What the task requires:
Provide only the number of lines in the records below that include "name".

Records supplied:
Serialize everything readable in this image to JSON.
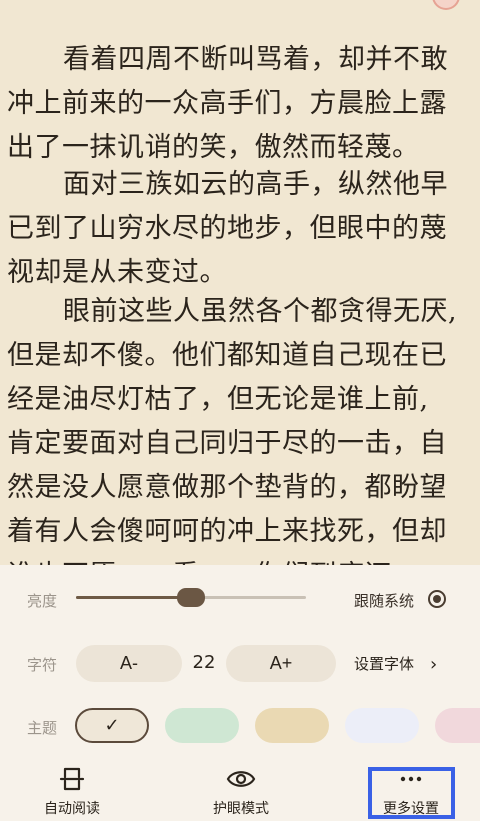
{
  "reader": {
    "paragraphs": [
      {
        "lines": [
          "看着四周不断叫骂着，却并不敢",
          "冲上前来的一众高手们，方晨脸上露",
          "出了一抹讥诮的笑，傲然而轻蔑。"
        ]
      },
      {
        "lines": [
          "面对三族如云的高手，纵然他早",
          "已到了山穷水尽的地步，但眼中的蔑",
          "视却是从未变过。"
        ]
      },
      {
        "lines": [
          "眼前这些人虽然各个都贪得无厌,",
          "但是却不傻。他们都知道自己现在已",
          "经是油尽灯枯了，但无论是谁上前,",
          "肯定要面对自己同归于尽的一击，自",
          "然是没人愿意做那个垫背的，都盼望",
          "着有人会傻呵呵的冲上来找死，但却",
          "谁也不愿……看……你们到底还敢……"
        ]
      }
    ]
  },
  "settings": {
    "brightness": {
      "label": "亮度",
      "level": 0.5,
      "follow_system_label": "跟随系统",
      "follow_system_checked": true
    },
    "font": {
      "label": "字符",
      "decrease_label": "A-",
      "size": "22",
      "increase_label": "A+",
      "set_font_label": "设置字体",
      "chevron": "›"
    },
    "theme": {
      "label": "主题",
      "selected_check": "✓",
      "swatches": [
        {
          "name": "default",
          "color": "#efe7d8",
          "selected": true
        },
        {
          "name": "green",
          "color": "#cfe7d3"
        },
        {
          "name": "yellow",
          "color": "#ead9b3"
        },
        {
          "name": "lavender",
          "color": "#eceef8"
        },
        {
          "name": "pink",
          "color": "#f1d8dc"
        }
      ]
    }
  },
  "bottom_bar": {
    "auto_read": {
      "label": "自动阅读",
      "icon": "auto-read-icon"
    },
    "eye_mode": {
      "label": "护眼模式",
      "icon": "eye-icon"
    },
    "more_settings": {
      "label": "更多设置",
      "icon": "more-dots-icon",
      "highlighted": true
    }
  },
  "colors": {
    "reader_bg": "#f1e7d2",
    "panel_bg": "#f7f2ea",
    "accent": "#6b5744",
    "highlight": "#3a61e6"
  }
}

--

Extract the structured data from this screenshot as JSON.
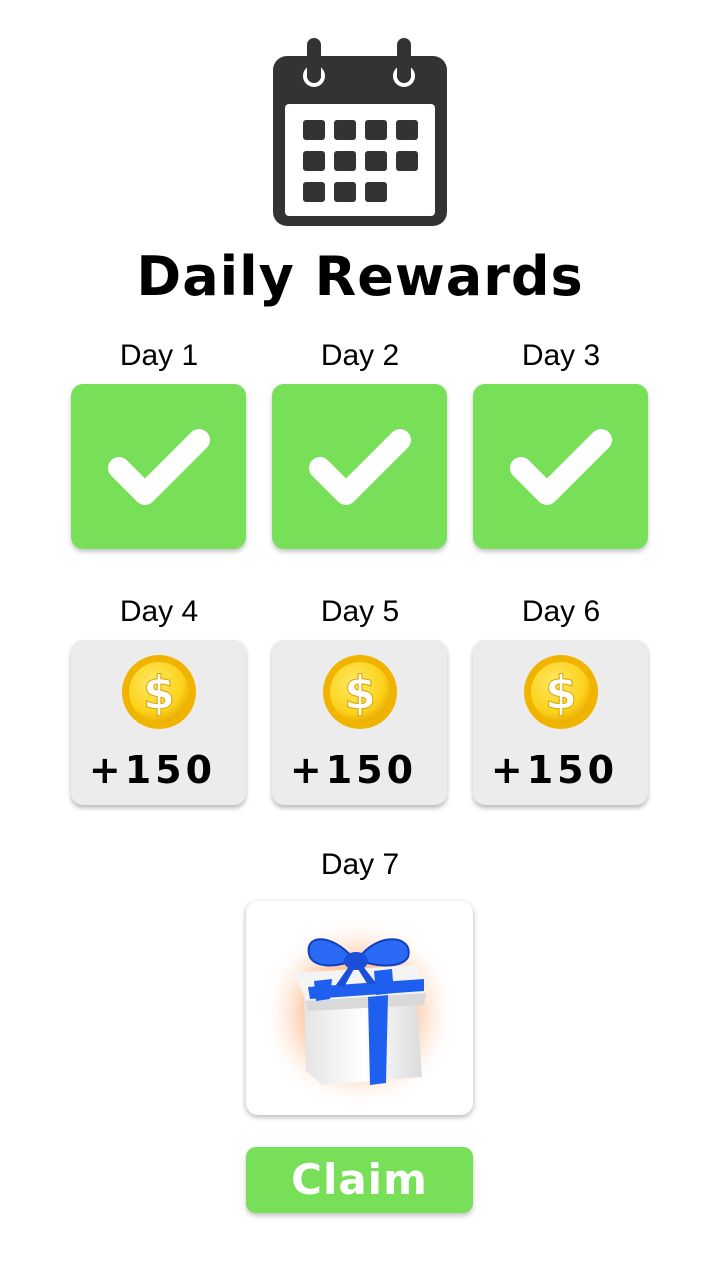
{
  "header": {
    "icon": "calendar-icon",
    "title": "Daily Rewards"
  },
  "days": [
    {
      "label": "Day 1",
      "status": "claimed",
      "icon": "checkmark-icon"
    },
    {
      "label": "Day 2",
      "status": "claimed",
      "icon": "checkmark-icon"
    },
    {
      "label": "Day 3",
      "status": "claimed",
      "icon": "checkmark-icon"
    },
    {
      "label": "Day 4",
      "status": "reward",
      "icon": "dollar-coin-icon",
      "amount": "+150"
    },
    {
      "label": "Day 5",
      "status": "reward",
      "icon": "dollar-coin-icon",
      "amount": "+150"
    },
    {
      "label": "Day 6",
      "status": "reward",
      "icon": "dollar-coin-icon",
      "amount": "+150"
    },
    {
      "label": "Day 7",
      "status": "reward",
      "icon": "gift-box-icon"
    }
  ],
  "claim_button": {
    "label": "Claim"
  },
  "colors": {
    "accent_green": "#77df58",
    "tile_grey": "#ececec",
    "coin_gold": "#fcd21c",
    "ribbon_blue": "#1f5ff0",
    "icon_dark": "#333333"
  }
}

Full output:
5